### WHAT YOU WILL DO
Repeat exactly, and only, the lines from the one holding "Transcribe this image's" through the last line of the records below.

### INFORMATION SUPPLIED
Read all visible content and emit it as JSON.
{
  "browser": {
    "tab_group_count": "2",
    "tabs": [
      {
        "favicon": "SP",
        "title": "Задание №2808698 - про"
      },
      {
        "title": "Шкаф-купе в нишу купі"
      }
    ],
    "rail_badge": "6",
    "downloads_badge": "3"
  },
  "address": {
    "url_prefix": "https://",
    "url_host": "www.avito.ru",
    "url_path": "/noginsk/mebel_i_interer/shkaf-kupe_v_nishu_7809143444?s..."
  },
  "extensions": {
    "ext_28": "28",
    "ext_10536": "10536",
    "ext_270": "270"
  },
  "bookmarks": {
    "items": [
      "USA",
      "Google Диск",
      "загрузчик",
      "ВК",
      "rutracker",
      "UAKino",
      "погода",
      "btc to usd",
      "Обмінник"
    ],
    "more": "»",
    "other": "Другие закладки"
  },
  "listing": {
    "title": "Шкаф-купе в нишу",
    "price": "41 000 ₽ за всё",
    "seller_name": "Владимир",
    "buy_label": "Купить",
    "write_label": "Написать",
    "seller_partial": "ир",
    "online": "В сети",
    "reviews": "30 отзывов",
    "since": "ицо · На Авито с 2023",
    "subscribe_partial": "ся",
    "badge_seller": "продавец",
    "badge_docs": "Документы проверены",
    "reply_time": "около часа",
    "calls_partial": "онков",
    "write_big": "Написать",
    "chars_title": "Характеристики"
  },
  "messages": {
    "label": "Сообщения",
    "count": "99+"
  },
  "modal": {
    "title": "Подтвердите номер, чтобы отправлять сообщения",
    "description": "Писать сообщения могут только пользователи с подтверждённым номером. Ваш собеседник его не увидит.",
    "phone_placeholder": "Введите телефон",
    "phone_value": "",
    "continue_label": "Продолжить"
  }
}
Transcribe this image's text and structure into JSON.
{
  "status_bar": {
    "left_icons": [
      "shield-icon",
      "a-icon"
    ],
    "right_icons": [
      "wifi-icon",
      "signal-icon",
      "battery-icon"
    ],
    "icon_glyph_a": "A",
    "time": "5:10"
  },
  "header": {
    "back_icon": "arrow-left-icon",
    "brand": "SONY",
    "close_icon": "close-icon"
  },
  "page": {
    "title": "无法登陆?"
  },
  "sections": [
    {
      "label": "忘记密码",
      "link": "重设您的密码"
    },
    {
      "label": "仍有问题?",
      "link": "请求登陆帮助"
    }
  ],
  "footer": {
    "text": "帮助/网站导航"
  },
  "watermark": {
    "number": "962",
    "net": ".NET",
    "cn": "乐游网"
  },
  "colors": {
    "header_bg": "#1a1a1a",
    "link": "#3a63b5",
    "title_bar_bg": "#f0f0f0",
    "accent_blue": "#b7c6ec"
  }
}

### SOLVED PROBLEM
Transcribe this image's text and structure into JSON.
{
  "status_bar": {
    "left_icons": [
      "shield-icon",
      "a-icon"
    ],
    "right_icons": [
      "wifi-icon",
      "signal-icon",
      "battery-icon"
    ],
    "icon_glyph_a": "A",
    "time": "5:10"
  },
  "header": {
    "back_icon": "arrow-left-icon",
    "brand": "SONY",
    "close_icon": "close-icon"
  },
  "page": {
    "title": "无法登陆?"
  },
  "sections": [
    {
      "label": "忘记密码",
      "link": "重设您的密码"
    },
    {
      "label": "仍有问题?",
      "link": "请求登陆帮助"
    }
  ],
  "footer": {
    "text": "帮助/网站导航"
  },
  "watermark": {
    "number": "962",
    "net": ".NET",
    "cn": "乐游网"
  },
  "colors": {
    "header_bg": "#1a1a1a",
    "link": "#3a63b5",
    "title_bar_bg": "#f0f0f0",
    "accent_blue": "#b7c6ec"
  }
}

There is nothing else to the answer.